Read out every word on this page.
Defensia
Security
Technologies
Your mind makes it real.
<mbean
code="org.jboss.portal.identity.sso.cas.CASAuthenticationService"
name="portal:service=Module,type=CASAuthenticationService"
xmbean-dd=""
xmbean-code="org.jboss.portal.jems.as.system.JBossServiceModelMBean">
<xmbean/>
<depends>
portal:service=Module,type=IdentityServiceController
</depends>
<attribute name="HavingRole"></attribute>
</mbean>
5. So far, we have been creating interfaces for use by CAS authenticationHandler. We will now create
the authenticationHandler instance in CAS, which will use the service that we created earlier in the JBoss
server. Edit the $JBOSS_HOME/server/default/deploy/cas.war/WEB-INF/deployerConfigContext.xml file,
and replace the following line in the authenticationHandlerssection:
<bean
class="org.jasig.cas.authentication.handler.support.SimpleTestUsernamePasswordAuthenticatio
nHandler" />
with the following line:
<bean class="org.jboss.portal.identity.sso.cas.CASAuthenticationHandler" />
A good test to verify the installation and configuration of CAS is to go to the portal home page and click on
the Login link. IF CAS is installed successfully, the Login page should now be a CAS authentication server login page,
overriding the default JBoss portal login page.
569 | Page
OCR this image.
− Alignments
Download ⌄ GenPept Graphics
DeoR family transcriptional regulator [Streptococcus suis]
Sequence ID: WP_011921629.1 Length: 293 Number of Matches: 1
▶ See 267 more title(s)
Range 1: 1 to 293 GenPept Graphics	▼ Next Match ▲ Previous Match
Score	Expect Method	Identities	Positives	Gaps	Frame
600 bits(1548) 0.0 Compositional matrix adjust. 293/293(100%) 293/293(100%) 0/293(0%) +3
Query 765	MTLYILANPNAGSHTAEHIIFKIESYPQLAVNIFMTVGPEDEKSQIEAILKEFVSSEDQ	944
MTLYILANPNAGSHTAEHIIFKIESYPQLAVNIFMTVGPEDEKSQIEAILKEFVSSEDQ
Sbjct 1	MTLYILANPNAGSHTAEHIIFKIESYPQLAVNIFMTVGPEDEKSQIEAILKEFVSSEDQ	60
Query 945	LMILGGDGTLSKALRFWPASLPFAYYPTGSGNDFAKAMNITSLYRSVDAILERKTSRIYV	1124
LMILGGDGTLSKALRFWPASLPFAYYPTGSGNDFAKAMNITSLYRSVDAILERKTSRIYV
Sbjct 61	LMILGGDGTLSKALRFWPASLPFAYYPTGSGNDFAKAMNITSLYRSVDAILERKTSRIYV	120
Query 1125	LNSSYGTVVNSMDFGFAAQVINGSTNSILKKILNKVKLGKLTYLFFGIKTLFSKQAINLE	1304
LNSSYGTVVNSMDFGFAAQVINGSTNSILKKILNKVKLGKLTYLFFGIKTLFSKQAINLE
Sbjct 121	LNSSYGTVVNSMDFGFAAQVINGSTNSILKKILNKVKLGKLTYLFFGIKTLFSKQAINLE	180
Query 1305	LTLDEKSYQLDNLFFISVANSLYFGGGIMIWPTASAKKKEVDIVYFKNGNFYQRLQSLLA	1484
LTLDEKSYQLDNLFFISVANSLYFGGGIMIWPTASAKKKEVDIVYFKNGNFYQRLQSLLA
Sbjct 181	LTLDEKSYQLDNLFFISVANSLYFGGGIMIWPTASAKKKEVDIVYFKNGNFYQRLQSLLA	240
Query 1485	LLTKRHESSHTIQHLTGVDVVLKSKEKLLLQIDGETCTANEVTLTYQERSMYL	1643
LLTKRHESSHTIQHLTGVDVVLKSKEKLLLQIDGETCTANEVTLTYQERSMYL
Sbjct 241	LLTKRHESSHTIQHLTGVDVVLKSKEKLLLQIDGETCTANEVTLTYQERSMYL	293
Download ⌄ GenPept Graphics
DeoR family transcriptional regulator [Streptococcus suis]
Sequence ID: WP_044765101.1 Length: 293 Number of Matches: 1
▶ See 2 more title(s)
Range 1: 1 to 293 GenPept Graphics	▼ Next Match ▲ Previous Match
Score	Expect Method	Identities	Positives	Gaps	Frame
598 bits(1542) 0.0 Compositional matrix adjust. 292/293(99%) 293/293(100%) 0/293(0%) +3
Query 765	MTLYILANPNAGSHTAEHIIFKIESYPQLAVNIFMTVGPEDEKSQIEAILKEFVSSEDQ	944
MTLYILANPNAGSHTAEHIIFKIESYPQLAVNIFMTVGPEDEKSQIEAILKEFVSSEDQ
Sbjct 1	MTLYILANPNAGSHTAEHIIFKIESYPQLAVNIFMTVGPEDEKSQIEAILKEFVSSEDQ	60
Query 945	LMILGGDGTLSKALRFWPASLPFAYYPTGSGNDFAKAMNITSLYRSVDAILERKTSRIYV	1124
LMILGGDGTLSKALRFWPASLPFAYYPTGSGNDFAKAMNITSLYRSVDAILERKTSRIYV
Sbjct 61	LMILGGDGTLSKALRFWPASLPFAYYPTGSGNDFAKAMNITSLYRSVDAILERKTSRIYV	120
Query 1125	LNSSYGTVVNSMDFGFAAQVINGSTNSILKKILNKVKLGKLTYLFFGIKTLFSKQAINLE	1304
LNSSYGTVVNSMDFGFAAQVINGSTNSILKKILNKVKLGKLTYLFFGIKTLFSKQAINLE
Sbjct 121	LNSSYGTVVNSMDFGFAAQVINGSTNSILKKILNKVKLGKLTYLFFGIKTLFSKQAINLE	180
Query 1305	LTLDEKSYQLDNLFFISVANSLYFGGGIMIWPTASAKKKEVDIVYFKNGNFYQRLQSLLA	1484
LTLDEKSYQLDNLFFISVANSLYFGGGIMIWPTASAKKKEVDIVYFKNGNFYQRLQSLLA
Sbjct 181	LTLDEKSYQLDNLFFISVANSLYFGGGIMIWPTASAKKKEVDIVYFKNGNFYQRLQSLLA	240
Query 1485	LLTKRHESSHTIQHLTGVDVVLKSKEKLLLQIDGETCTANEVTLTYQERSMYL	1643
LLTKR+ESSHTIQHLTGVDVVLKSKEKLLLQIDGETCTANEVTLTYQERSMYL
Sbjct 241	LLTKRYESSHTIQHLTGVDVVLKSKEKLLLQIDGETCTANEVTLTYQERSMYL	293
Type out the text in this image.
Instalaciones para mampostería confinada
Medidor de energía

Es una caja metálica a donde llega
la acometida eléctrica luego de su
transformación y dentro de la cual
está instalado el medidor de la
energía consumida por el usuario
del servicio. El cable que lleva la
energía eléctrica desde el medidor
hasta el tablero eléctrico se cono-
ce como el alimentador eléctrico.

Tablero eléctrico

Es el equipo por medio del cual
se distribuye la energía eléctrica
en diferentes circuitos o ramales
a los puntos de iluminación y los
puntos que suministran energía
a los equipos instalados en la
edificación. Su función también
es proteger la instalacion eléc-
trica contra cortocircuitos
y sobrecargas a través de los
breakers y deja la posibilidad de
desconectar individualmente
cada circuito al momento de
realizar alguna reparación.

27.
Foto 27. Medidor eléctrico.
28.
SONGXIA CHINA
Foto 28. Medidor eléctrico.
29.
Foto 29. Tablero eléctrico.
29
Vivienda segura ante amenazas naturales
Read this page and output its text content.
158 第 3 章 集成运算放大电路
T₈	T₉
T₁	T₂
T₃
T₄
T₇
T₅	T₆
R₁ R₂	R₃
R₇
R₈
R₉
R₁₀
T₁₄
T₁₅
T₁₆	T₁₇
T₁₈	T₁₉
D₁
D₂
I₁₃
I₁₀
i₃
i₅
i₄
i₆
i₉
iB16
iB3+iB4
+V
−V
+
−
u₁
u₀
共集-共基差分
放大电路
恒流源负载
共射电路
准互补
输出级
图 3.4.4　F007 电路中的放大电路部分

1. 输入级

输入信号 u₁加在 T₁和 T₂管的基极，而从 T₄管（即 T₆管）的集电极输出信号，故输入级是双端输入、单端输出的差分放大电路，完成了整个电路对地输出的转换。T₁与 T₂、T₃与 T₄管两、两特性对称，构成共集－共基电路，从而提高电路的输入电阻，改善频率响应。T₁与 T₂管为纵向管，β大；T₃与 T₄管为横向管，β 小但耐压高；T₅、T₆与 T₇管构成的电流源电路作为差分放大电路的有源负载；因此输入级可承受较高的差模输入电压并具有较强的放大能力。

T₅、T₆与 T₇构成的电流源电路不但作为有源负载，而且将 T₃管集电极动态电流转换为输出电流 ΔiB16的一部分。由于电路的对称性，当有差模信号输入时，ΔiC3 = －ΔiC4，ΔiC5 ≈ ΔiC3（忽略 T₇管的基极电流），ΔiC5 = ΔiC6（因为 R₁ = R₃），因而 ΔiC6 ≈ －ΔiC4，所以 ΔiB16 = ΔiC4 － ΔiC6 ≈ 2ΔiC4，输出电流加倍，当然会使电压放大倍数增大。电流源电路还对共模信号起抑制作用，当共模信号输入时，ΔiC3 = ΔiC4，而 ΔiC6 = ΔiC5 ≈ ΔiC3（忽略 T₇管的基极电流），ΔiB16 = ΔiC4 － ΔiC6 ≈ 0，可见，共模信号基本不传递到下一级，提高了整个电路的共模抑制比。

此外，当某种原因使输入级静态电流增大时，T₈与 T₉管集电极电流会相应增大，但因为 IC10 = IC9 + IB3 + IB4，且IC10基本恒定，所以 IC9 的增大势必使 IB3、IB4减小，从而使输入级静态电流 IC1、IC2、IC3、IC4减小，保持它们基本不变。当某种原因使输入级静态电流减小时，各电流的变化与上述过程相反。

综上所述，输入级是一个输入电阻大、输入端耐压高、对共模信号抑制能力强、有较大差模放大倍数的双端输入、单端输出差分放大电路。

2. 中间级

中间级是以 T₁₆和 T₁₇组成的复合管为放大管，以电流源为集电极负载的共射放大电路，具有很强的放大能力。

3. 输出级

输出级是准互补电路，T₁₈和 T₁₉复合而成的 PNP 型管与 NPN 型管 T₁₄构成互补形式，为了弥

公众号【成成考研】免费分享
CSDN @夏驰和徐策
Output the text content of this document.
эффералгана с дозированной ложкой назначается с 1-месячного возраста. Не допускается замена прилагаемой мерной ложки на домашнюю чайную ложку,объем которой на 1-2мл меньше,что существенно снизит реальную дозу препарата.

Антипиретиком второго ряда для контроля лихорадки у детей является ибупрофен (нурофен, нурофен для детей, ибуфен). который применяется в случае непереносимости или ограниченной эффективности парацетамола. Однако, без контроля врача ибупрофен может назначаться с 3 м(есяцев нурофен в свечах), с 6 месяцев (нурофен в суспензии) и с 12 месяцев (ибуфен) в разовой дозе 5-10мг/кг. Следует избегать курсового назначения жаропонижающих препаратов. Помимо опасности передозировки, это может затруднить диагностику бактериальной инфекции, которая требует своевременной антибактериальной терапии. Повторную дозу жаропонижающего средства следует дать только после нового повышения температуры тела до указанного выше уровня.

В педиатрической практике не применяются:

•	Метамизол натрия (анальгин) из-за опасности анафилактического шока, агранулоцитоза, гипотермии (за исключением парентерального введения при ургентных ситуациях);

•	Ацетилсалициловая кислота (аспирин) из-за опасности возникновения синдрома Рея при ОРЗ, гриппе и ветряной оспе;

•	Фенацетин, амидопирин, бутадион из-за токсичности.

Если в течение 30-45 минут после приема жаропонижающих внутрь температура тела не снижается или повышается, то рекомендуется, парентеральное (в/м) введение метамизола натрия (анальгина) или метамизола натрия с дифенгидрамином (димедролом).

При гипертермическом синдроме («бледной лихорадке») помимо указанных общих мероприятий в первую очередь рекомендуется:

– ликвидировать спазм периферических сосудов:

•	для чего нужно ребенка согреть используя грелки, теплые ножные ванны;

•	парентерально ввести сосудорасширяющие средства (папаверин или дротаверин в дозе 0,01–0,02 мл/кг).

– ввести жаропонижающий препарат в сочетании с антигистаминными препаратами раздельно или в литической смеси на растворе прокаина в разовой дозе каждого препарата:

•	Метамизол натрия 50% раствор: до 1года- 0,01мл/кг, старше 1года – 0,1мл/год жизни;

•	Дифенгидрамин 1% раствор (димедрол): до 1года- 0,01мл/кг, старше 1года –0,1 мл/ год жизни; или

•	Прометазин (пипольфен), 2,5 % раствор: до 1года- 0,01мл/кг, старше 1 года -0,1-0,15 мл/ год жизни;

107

TASK DIRECTIONS: Identify the lines that hold the word "class". Copy every one of them.

SOLUTION FOR THIS PROBLEM:
class="org.jasig.cas.authentication.handler.support.SimpleTestUsernamePasswordAuthenticatio
<bean class="org.jboss.portal.identity.sso.cas.CASAuthenticationHandler" />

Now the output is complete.